### Records to use
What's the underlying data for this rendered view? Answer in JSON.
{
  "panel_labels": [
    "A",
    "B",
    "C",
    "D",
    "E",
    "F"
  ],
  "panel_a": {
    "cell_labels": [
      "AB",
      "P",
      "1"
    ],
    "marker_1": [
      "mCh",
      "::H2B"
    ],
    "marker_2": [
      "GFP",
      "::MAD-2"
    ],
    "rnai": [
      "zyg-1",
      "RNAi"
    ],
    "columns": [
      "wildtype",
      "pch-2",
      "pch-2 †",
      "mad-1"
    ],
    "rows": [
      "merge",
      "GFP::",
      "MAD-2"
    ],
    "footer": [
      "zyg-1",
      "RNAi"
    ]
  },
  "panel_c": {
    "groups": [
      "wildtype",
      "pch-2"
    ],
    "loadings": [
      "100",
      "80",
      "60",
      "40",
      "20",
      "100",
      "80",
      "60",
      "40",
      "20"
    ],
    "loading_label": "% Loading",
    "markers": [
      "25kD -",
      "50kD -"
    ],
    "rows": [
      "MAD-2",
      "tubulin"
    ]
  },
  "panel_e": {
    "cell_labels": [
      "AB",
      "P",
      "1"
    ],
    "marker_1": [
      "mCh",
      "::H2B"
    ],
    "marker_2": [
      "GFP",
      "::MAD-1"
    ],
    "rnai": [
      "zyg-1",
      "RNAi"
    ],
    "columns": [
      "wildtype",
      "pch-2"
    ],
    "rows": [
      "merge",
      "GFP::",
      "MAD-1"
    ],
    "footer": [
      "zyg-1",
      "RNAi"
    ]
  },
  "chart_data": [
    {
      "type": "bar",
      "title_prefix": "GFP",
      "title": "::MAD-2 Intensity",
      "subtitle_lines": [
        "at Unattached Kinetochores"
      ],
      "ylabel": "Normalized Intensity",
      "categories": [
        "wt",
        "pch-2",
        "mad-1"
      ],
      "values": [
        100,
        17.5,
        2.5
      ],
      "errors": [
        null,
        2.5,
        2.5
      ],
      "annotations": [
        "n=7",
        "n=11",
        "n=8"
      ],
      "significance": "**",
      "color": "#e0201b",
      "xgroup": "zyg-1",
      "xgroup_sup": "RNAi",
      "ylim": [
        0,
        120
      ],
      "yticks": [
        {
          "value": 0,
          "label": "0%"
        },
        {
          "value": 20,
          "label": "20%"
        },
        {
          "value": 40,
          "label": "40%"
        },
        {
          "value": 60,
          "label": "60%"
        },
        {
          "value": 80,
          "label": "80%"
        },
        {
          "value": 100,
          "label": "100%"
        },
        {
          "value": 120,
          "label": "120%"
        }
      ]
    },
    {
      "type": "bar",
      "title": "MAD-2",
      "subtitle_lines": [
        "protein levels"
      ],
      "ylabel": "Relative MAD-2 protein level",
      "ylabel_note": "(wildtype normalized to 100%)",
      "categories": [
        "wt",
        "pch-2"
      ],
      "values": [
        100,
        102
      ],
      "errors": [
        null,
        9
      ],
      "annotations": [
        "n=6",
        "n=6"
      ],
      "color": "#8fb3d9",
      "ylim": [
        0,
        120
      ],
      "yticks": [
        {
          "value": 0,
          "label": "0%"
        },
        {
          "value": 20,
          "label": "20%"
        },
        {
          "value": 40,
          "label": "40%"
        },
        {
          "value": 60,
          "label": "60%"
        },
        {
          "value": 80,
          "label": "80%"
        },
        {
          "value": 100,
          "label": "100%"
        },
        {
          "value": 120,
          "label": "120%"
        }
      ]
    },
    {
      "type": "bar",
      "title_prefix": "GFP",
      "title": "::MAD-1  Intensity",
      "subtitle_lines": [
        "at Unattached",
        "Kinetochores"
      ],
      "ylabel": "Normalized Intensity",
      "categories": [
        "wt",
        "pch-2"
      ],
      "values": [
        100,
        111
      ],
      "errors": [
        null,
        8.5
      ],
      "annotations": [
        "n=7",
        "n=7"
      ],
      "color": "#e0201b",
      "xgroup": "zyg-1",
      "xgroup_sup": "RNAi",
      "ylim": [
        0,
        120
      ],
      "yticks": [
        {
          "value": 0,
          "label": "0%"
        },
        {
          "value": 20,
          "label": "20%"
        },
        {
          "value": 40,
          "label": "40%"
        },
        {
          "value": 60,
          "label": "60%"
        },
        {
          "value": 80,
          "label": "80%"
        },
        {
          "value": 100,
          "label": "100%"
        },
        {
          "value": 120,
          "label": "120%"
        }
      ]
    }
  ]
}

### Description of the task
Nothing may be left out. Retype all the entries exactly.

### Result of this task
What's the underlying data for this rendered view? Answer in JSON.
{
  "panel_labels": [
    "A",
    "B",
    "C",
    "D",
    "E",
    "F"
  ],
  "panel_a": {
    "cell_labels": [
      "AB",
      "P",
      "1"
    ],
    "marker_1": [
      "mCh",
      "::H2B"
    ],
    "marker_2": [
      "GFP",
      "::MAD-2"
    ],
    "rnai": [
      "zyg-1",
      "RNAi"
    ],
    "columns": [
      "wildtype",
      "pch-2",
      "pch-2 †",
      "mad-1"
    ],
    "rows": [
      "merge",
      "GFP::",
      "MAD-2"
    ],
    "footer": [
      "zyg-1",
      "RNAi"
    ]
  },
  "panel_c": {
    "groups": [
      "wildtype",
      "pch-2"
    ],
    "loadings": [
      "100",
      "80",
      "60",
      "40",
      "20",
      "100",
      "80",
      "60",
      "40",
      "20"
    ],
    "loading_label": "% Loading",
    "markers": [
      "25kD -",
      "50kD -"
    ],
    "rows": [
      "MAD-2",
      "tubulin"
    ]
  },
  "panel_e": {
    "cell_labels": [
      "AB",
      "P",
      "1"
    ],
    "marker_1": [
      "mCh",
      "::H2B"
    ],
    "marker_2": [
      "GFP",
      "::MAD-1"
    ],
    "rnai": [
      "zyg-1",
      "RNAi"
    ],
    "columns": [
      "wildtype",
      "pch-2"
    ],
    "rows": [
      "merge",
      "GFP::",
      "MAD-1"
    ],
    "footer": [
      "zyg-1",
      "RNAi"
    ]
  },
  "chart_data": [
    {
      "type": "bar",
      "title_prefix": "GFP",
      "title": "::MAD-2 Intensity",
      "subtitle_lines": [
        "at Unattached Kinetochores"
      ],
      "ylabel": "Normalized Intensity",
      "categories": [
        "wt",
        "pch-2",
        "mad-1"
      ],
      "values": [
        100,
        17.5,
        2.5
      ],
      "errors": [
        null,
        2.5,
        2.5
      ],
      "annotations": [
        "n=7",
        "n=11",
        "n=8"
      ],
      "significance": "**",
      "color": "#e0201b",
      "xgroup": "zyg-1",
      "xgroup_sup": "RNAi",
      "ylim": [
        0,
        120
      ],
      "yticks": [
        {
          "value": 0,
          "label": "0%"
        },
        {
          "value": 20,
          "label": "20%"
        },
        {
          "value": 40,
          "label": "40%"
        },
        {
          "value": 60,
          "label": "60%"
        },
        {
          "value": 80,
          "label": "80%"
        },
        {
          "value": 100,
          "label": "100%"
        },
        {
          "value": 120,
          "label": "120%"
        }
      ]
    },
    {
      "type": "bar",
      "title": "MAD-2",
      "subtitle_lines": [
        "protein levels"
      ],
      "ylabel": "Relative MAD-2 protein level",
      "ylabel_note": "(wildtype normalized to 100%)",
      "categories": [
        "wt",
        "pch-2"
      ],
      "values": [
        100,
        102
      ],
      "errors": [
        null,
        9
      ],
      "annotations": [
        "n=6",
        "n=6"
      ],
      "color": "#8fb3d9",
      "ylim": [
        0,
        120
      ],
      "yticks": [
        {
          "value": 0,
          "label": "0%"
        },
        {
          "value": 20,
          "label": "20%"
        },
        {
          "value": 40,
          "label": "40%"
        },
        {
          "value": 60,
          "label": "60%"
        },
        {
          "value": 80,
          "label": "80%"
        },
        {
          "value": 100,
          "label": "100%"
        },
        {
          "value": 120,
          "label": "120%"
        }
      ]
    },
    {
      "type": "bar",
      "title_prefix": "GFP",
      "title": "::MAD-1  Intensity",
      "subtitle_lines": [
        "at Unattached",
        "Kinetochores"
      ],
      "ylabel": "Normalized Intensity",
      "categories": [
        "wt",
        "pch-2"
      ],
      "values": [
        100,
        111
      ],
      "errors": [
        null,
        8.5
      ],
      "annotations": [
        "n=7",
        "n=7"
      ],
      "color": "#e0201b",
      "xgroup": "zyg-1",
      "xgroup_sup": "RNAi",
      "ylim": [
        0,
        120
      ],
      "yticks": [
        {
          "value": 0,
          "label": "0%"
        },
        {
          "value": 20,
          "label": "20%"
        },
        {
          "value": 40,
          "label": "40%"
        },
        {
          "value": 60,
          "label": "60%"
        },
        {
          "value": 80,
          "label": "80%"
        },
        {
          "value": 100,
          "label": "100%"
        },
        {
          "value": 120,
          "label": "120%"
        }
      ]
    }
  ]
}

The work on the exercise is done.